◆ What is needed
Skip the pictures. Repeat everything else in the records word for word.
################
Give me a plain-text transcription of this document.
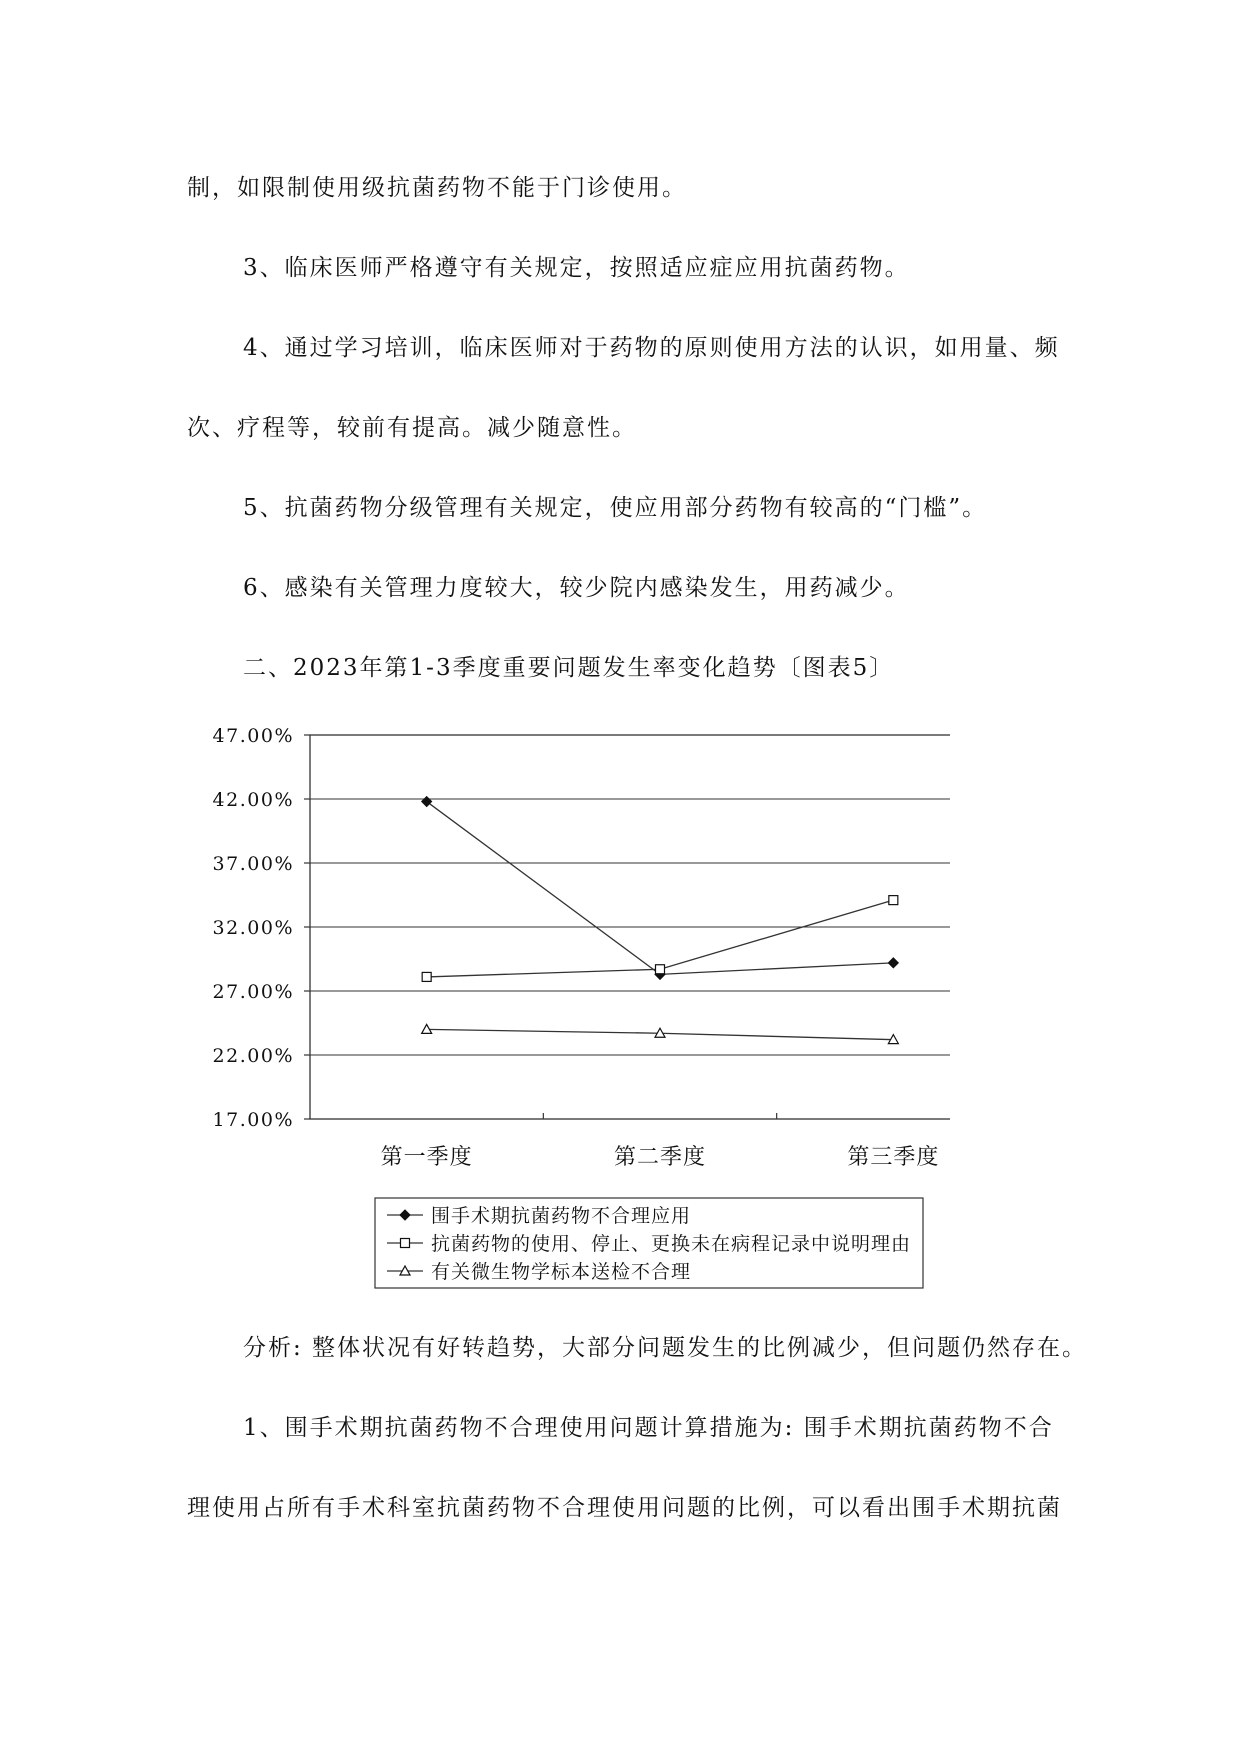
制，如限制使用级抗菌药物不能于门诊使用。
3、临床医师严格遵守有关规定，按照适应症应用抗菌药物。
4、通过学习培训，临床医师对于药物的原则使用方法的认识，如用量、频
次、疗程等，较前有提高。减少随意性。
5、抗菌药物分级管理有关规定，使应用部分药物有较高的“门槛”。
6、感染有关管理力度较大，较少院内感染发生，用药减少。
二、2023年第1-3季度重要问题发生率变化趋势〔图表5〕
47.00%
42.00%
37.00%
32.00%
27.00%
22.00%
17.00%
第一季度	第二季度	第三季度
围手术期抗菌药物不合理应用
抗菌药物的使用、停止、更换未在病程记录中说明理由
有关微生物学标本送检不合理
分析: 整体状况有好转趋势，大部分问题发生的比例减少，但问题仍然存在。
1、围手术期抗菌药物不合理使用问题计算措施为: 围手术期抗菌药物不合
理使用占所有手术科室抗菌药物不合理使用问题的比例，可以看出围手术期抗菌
################
◆ Task result
Give me a plain-text transcription of this document.
制，如限制使用级抗菌药物不能于门诊使用。
3、临床医师严格遵守有关规定，按照适应症应用抗菌药物。
4、通过学习培训，临床医师对于药物的原则使用方法的认识，如用量、频
次、疗程等，较前有提高。减少随意性。
5、抗菌药物分级管理有关规定，使应用部分药物有较高的“门槛”。
6、感染有关管理力度较大，较少院内感染发生，用药减少。
二、2023年第1-3季度重要问题发生率变化趋势〔图表5〕
47.00%
42.00%
37.00%
32.00%
27.00%
22.00%
17.00%
第一季度	第二季度	第三季度
围手术期抗菌药物不合理应用
抗菌药物的使用、停止、更换未在病程记录中说明理由
有关微生物学标本送检不合理
分析: 整体状况有好转趋势，大部分问题发生的比例减少，但问题仍然存在。
1、围手术期抗菌药物不合理使用问题计算措施为: 围手术期抗菌药物不合
理使用占所有手术科室抗菌药物不合理使用问题的比例，可以看出围手术期抗菌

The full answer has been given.